Stored data entries
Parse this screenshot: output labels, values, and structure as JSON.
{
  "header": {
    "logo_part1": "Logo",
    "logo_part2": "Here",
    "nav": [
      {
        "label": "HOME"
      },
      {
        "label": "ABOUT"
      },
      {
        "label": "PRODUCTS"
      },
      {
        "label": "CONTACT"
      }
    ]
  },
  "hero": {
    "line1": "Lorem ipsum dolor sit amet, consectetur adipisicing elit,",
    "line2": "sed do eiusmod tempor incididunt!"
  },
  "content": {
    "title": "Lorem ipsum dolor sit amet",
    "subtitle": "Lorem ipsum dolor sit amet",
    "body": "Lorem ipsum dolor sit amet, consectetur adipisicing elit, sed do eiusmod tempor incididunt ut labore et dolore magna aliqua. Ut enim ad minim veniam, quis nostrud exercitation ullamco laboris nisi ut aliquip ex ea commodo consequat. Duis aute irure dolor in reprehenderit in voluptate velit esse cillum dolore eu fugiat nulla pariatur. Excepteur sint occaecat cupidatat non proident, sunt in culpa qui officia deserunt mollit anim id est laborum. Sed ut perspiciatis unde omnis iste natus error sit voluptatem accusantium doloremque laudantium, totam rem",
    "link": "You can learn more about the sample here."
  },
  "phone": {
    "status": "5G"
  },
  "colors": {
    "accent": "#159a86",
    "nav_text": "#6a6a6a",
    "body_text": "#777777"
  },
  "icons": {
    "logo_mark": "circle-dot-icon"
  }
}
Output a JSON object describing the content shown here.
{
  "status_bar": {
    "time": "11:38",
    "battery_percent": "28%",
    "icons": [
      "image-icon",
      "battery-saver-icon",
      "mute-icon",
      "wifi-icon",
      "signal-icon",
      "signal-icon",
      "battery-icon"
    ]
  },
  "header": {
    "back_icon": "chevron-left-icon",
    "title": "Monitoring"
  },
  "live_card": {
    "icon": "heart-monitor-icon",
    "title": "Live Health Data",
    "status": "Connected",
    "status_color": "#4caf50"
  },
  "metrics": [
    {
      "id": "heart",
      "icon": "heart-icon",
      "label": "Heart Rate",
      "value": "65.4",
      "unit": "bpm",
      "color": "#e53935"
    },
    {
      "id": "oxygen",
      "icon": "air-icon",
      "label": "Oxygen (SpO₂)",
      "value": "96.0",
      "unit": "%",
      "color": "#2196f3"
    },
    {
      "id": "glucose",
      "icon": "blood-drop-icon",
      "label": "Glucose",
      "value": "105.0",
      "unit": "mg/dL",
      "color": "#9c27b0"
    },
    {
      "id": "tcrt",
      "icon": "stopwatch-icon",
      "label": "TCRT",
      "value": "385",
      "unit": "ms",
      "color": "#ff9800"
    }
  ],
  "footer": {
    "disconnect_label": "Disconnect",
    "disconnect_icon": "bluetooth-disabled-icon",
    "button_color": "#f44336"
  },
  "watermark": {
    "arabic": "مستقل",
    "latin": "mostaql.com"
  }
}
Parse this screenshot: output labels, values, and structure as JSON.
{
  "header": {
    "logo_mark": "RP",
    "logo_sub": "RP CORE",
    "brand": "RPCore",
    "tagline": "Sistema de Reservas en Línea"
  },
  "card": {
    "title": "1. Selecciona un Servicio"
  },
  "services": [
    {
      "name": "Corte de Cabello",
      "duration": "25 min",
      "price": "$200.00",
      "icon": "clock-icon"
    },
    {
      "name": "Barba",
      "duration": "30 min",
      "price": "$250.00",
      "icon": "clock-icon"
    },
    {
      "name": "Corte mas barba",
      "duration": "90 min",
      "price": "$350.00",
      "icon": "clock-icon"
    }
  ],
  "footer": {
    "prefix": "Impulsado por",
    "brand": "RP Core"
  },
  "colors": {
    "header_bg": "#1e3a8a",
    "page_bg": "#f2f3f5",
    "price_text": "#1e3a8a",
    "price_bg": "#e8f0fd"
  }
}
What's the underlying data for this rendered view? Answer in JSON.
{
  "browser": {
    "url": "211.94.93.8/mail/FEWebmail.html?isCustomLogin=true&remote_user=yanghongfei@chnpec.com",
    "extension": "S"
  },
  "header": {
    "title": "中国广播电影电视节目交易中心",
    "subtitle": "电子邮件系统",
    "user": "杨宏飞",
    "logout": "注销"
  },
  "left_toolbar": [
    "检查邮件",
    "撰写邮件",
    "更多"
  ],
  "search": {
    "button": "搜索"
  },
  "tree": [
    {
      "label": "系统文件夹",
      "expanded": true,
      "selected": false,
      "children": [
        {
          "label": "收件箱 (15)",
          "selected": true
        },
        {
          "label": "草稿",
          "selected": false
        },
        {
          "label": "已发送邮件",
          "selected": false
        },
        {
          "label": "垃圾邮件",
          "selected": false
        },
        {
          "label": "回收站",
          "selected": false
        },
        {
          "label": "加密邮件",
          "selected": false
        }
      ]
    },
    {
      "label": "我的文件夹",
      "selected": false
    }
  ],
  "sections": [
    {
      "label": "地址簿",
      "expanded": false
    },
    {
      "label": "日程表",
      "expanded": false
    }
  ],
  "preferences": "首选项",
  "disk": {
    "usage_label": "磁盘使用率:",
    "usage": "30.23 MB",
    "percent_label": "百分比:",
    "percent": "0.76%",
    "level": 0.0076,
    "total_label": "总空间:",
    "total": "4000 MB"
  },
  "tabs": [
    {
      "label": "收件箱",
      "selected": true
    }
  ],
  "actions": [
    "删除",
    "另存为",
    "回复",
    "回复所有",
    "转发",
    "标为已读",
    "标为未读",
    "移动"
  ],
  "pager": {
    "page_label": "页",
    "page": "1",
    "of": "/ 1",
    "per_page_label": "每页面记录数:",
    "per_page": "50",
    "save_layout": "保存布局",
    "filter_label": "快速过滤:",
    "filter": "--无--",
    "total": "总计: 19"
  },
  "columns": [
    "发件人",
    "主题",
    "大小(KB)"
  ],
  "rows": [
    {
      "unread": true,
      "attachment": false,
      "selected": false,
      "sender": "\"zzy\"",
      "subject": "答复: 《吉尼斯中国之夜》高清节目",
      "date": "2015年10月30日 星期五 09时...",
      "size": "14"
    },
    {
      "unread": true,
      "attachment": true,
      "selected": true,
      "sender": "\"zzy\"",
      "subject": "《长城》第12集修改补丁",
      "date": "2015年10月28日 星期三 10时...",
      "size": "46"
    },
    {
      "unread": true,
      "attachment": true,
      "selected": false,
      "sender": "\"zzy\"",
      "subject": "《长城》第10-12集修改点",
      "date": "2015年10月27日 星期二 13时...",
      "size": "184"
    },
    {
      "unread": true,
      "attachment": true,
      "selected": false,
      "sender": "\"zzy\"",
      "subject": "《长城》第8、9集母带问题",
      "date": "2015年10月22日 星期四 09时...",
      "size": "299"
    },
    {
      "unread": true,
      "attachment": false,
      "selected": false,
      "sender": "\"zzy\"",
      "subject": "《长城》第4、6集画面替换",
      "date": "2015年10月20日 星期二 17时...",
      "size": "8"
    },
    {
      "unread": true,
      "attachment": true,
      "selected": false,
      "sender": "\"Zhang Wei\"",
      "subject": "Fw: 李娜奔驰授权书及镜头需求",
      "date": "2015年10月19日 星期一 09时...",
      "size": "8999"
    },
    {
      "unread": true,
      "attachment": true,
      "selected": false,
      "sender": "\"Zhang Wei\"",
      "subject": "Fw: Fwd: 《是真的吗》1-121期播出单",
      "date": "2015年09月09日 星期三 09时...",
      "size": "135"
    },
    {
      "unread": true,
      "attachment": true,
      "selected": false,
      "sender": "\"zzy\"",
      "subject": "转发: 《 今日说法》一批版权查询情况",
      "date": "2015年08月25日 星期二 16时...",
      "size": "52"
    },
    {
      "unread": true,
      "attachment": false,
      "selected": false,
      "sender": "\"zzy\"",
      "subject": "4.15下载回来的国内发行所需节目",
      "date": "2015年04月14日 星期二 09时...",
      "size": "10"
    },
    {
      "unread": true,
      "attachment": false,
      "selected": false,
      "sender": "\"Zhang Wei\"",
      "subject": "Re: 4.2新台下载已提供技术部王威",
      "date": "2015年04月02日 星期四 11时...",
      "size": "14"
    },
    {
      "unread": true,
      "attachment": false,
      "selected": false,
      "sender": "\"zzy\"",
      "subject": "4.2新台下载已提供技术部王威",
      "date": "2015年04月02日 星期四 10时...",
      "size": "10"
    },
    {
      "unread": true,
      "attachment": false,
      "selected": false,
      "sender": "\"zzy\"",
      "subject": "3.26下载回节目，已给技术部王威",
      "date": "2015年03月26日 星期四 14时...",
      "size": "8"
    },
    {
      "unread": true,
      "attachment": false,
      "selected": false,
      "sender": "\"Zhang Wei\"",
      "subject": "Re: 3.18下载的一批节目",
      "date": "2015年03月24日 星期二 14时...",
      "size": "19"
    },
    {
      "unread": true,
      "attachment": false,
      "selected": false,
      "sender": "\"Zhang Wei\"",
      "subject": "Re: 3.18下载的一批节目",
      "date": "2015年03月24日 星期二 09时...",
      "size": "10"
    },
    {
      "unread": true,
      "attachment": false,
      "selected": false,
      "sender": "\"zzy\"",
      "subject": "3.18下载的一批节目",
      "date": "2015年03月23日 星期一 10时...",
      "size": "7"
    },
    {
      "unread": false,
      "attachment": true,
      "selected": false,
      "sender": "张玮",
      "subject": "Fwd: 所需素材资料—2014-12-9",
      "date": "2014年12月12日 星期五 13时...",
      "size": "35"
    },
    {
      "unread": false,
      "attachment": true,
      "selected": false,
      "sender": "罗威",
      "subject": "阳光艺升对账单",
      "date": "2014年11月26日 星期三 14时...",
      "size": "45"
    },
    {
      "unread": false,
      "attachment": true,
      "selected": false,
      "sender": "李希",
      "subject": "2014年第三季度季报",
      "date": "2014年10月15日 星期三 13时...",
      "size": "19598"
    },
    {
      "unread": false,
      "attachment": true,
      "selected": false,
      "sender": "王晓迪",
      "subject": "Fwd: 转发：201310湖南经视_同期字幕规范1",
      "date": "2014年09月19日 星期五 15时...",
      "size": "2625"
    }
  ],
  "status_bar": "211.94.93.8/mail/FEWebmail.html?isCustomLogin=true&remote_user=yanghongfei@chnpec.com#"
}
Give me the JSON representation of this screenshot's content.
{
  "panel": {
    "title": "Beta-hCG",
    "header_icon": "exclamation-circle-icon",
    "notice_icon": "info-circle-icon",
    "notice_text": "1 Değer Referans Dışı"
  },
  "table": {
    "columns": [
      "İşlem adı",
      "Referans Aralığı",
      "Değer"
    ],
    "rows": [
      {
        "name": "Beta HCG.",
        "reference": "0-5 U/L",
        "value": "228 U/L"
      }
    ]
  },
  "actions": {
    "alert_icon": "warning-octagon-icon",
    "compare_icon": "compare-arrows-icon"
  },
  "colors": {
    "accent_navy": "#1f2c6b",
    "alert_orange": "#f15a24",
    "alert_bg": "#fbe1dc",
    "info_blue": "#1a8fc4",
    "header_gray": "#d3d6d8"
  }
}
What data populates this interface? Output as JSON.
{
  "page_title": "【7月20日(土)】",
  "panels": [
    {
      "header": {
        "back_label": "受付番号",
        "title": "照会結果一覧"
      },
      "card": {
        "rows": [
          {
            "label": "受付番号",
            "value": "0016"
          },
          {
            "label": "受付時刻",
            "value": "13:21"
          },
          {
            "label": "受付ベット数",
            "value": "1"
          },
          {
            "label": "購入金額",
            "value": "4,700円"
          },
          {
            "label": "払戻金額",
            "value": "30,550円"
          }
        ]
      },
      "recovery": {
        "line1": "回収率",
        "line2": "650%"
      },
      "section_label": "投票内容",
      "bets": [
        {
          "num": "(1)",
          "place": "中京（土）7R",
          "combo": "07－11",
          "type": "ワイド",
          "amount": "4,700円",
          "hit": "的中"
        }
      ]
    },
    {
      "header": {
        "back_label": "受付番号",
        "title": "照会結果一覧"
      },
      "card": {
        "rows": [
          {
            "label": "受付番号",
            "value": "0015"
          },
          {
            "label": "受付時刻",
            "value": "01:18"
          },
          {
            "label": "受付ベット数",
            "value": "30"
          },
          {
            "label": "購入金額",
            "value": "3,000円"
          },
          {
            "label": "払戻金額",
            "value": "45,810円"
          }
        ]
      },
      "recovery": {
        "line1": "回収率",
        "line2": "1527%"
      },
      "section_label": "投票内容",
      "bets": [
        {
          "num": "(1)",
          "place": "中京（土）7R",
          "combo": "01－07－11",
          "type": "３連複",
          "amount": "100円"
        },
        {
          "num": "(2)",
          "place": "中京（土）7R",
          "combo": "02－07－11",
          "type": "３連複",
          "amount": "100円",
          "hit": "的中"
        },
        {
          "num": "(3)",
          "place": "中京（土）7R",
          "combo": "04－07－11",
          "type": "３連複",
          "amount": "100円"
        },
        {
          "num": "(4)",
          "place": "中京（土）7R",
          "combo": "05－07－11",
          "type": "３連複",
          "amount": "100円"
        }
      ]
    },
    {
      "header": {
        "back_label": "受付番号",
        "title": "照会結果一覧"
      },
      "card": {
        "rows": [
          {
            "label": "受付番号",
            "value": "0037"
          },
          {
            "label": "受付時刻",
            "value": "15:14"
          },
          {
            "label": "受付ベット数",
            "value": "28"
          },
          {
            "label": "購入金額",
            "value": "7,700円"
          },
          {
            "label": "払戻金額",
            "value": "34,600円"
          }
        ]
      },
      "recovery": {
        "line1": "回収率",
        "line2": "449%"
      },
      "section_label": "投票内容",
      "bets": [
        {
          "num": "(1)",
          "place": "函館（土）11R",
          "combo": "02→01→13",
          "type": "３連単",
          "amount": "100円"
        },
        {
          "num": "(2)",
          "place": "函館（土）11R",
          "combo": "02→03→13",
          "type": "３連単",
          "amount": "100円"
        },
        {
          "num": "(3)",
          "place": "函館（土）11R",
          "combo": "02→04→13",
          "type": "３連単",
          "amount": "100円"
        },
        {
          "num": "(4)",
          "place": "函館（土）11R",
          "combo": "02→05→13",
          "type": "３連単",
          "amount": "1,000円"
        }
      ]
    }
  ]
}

TASK TO COMPLETE: Report how many lines above hold the string "circle", giving nothing but the number.

TASK ANSWER: 3